## [TASK DIRECTIONS]
Where a line below includes the word "disease", copy that line.

## [SUPPLIED INFORMATION]
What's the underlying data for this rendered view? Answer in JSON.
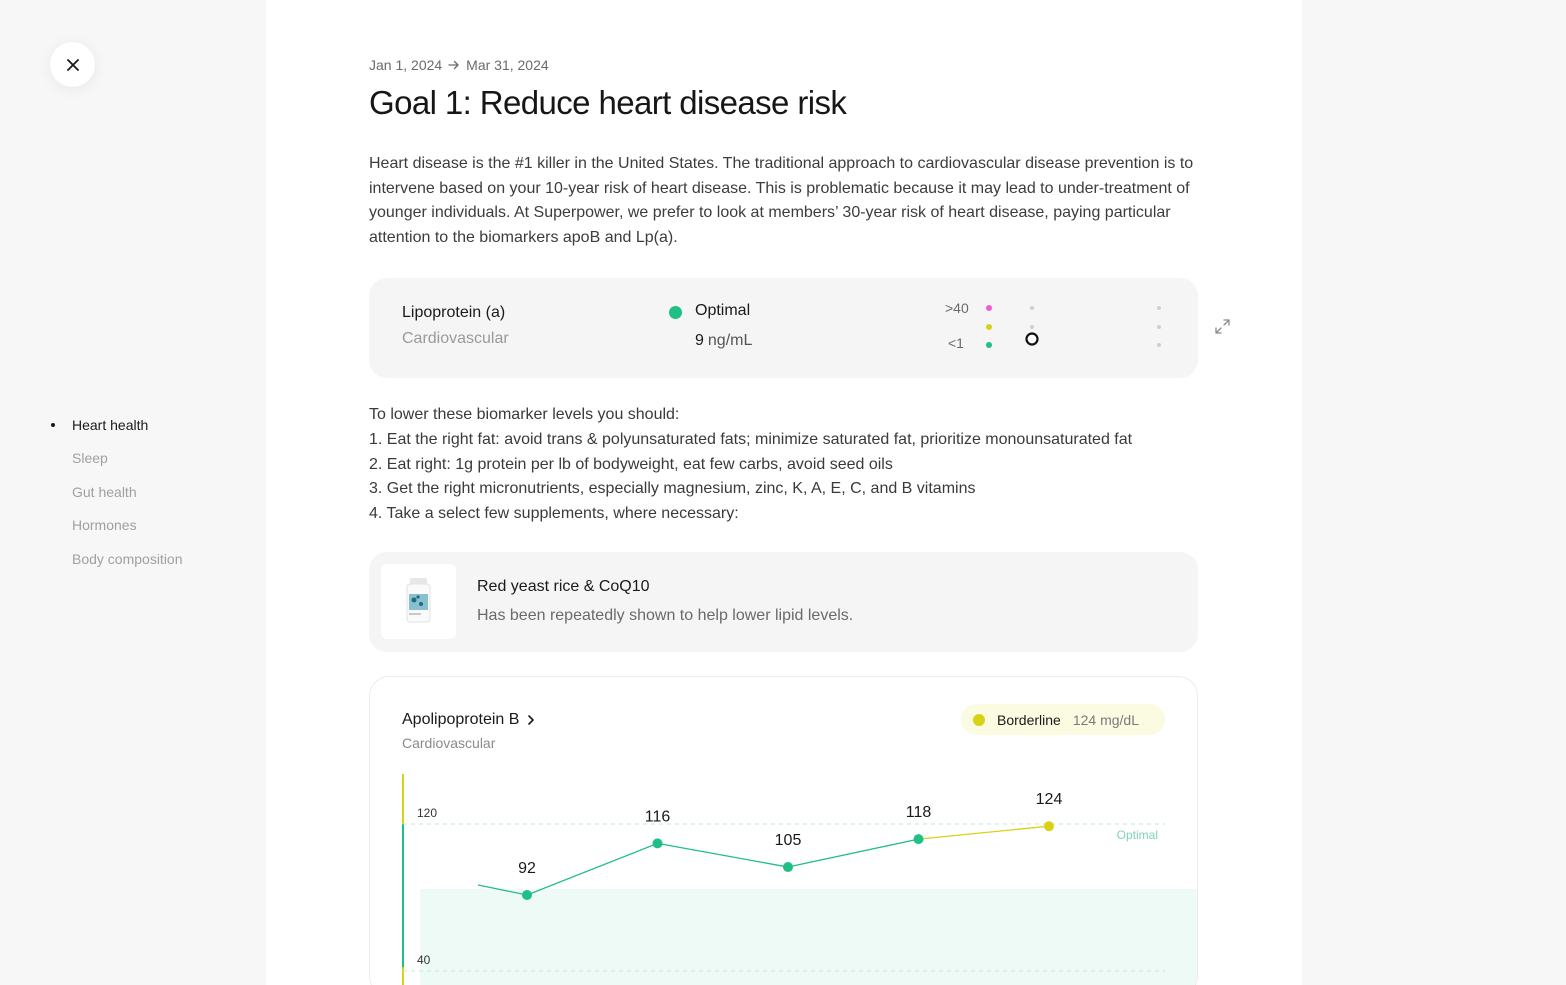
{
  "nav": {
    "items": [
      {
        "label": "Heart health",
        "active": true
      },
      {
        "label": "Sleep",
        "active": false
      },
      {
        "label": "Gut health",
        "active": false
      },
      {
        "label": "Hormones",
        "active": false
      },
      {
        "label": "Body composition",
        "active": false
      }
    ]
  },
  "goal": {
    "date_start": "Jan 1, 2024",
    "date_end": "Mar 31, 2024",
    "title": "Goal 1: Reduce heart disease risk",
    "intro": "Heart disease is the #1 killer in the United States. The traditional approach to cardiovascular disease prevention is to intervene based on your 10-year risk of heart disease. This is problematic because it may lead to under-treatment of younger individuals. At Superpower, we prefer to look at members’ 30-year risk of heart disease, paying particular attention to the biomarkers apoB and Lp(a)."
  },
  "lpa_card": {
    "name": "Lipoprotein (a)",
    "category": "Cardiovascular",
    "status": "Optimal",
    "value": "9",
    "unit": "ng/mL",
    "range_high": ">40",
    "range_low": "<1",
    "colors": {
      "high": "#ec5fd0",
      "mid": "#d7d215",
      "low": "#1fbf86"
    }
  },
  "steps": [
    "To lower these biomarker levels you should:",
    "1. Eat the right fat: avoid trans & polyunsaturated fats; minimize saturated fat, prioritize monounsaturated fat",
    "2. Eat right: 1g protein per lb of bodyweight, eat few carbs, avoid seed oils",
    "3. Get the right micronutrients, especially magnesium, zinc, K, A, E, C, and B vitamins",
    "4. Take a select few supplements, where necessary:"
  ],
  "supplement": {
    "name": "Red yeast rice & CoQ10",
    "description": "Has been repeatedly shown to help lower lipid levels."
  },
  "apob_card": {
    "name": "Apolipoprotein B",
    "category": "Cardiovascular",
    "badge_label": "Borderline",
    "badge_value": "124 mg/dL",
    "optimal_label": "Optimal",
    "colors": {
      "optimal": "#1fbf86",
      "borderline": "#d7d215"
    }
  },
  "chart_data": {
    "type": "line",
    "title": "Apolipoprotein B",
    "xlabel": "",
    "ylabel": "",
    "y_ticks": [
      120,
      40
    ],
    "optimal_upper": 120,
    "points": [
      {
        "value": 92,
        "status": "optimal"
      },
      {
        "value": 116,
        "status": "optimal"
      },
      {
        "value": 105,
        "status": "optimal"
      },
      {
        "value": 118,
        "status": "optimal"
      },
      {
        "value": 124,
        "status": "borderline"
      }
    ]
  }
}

## [WRITTEN ANSWER]
    "title": "Goal 1: Reduce heart disease risk",
    "intro": "Heart disease is the #1 killer in the United States. The traditional approach to cardiovascular disease prevention is to intervene based on your 10-year risk of heart disease. This is problematic because it may lead to under-treatment of younger individuals. At Superpower, we prefer to look at members’ 30-year risk of heart disease, paying particular attention to the biomarkers apoB and Lp(a)."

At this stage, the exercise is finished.